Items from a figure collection
——————
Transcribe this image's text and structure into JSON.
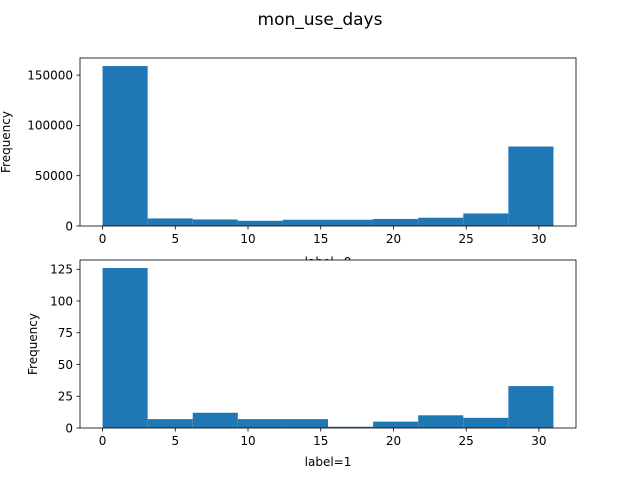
{
  "figure": {
    "suptitle": "mon_use_days",
    "bar_color": "#1f77b4"
  },
  "chart_data": [
    {
      "type": "bar",
      "title": "",
      "xlabel": "label=0",
      "ylabel": "Frequency",
      "bin_edges": [
        0,
        3.1,
        6.2,
        9.3,
        12.4,
        15.5,
        18.6,
        21.7,
        24.8,
        27.9,
        31
      ],
      "values": [
        159000,
        7500,
        6500,
        5200,
        6200,
        6200,
        7000,
        8200,
        12500,
        79000
      ],
      "xlim": [
        -1.55,
        32.55
      ],
      "ylim": [
        0,
        167000
      ],
      "xticks": [
        0,
        5,
        10,
        15,
        20,
        25,
        30
      ],
      "xtick_labels": [
        "0",
        "5",
        "10",
        "15",
        "20",
        "25",
        "30"
      ],
      "yticks": [
        0,
        50000,
        100000,
        150000
      ],
      "ytick_labels": [
        "0",
        "50000",
        "100000",
        "150000"
      ],
      "grid": false
    },
    {
      "type": "bar",
      "title": "",
      "xlabel": "label=1",
      "ylabel": "Frequency",
      "bin_edges": [
        0,
        3.1,
        6.2,
        9.3,
        12.4,
        15.5,
        18.6,
        21.7,
        24.8,
        27.9,
        31
      ],
      "values": [
        126,
        7,
        12,
        7,
        7,
        1,
        5,
        10,
        8,
        33
      ],
      "xlim": [
        -1.55,
        32.55
      ],
      "ylim": [
        0,
        132.3
      ],
      "xticks": [
        0,
        5,
        10,
        15,
        20,
        25,
        30
      ],
      "xtick_labels": [
        "0",
        "5",
        "10",
        "15",
        "20",
        "25",
        "30"
      ],
      "yticks": [
        0,
        25,
        50,
        75,
        100,
        125
      ],
      "ytick_labels": [
        "0",
        "25",
        "50",
        "75",
        "100",
        "125"
      ],
      "grid": false
    }
  ]
}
——————
Copy every entry exactly as written. Pictures are excluded.

THE COMPLETED TASK:
Transcribe this image's text and structure into JSON.
{
  "figure": {
    "suptitle": "mon_use_days",
    "bar_color": "#1f77b4"
  },
  "chart_data": [
    {
      "type": "bar",
      "title": "",
      "xlabel": "label=0",
      "ylabel": "Frequency",
      "bin_edges": [
        0,
        3.1,
        6.2,
        9.3,
        12.4,
        15.5,
        18.6,
        21.7,
        24.8,
        27.9,
        31
      ],
      "values": [
        159000,
        7500,
        6500,
        5200,
        6200,
        6200,
        7000,
        8200,
        12500,
        79000
      ],
      "xlim": [
        -1.55,
        32.55
      ],
      "ylim": [
        0,
        167000
      ],
      "xticks": [
        0,
        5,
        10,
        15,
        20,
        25,
        30
      ],
      "xtick_labels": [
        "0",
        "5",
        "10",
        "15",
        "20",
        "25",
        "30"
      ],
      "yticks": [
        0,
        50000,
        100000,
        150000
      ],
      "ytick_labels": [
        "0",
        "50000",
        "100000",
        "150000"
      ],
      "grid": false
    },
    {
      "type": "bar",
      "title": "",
      "xlabel": "label=1",
      "ylabel": "Frequency",
      "bin_edges": [
        0,
        3.1,
        6.2,
        9.3,
        12.4,
        15.5,
        18.6,
        21.7,
        24.8,
        27.9,
        31
      ],
      "values": [
        126,
        7,
        12,
        7,
        7,
        1,
        5,
        10,
        8,
        33
      ],
      "xlim": [
        -1.55,
        32.55
      ],
      "ylim": [
        0,
        132.3
      ],
      "xticks": [
        0,
        5,
        10,
        15,
        20,
        25,
        30
      ],
      "xtick_labels": [
        "0",
        "5",
        "10",
        "15",
        "20",
        "25",
        "30"
      ],
      "yticks": [
        0,
        25,
        50,
        75,
        100,
        125
      ],
      "ytick_labels": [
        "0",
        "25",
        "50",
        "75",
        "100",
        "125"
      ],
      "grid": false
    }
  ]
}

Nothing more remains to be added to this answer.